» **Exercise**:
Repeat exactly, and only, the lines from the line containing "Convert this chart" through the last line of the records below, including both.

------------------------------------------------------------------------

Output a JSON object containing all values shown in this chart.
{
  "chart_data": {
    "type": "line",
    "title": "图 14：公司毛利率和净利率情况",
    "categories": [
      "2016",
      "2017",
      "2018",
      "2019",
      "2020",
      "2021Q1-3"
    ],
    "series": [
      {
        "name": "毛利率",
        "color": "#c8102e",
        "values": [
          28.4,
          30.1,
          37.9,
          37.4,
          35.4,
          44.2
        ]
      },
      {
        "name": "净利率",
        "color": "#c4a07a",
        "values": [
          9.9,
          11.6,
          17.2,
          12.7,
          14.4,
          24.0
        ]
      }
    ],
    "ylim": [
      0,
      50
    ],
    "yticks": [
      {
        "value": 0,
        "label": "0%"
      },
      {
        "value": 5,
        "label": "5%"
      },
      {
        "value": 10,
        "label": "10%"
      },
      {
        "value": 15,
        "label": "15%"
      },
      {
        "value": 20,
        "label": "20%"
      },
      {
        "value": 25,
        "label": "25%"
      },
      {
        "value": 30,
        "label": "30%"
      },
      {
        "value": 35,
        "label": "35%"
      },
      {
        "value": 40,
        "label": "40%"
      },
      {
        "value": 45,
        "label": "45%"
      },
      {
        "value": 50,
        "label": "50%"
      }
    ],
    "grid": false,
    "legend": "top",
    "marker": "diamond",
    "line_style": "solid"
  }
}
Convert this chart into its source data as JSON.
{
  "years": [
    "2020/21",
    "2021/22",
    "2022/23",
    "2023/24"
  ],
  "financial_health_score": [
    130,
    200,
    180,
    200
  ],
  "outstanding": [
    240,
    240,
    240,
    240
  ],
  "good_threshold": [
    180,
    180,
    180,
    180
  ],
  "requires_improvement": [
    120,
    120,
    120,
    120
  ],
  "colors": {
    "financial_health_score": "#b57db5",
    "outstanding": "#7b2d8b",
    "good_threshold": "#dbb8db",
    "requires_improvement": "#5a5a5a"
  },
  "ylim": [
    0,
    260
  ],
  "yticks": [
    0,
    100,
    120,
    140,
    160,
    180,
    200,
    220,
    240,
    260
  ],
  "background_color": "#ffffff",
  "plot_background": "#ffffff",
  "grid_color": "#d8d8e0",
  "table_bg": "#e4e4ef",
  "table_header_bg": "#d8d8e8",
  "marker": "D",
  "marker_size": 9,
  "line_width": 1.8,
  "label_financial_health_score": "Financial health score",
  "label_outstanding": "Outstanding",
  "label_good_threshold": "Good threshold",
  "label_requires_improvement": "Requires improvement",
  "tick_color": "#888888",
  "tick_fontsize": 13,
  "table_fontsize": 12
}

------------------------------------------------------------------------

» **Exercise response**:
Convert this chart into its source data as JSON.
{
  "years": [
    "2020/21",
    "2021/22",
    "2022/23",
    "2023/24"
  ],
  "financial_health_score": [
    130,
    200,
    180,
    200
  ],
  "outstanding": [
    240,
    240,
    240,
    240
  ],
  "good_threshold": [
    180,
    180,
    180,
    180
  ],
  "requires_improvement": [
    120,
    120,
    120,
    120
  ],
  "colors": {
    "financial_health_score": "#b57db5",
    "outstanding": "#7b2d8b",
    "good_threshold": "#dbb8db",
    "requires_improvement": "#5a5a5a"
  },
  "ylim": [
    0,
    260
  ],
  "yticks": [
    0,
    100,
    120,
    140,
    160,
    180,
    200,
    220,
    240,
    260
  ],
  "background_color": "#ffffff",
  "plot_background": "#ffffff",
  "grid_color": "#d8d8e0",
  "table_bg": "#e4e4ef",
  "table_header_bg": "#d8d8e8",
  "marker": "D",
  "marker_size": 9,
  "line_width": 1.8,
  "label_financial_health_score": "Financial health score",
  "label_outstanding": "Outstanding",
  "label_good_threshold": "Good threshold",
  "label_requires_improvement": "Requires improvement",
  "tick_color": "#888888",
  "tick_fontsize": 13,
  "table_fontsize": 12
}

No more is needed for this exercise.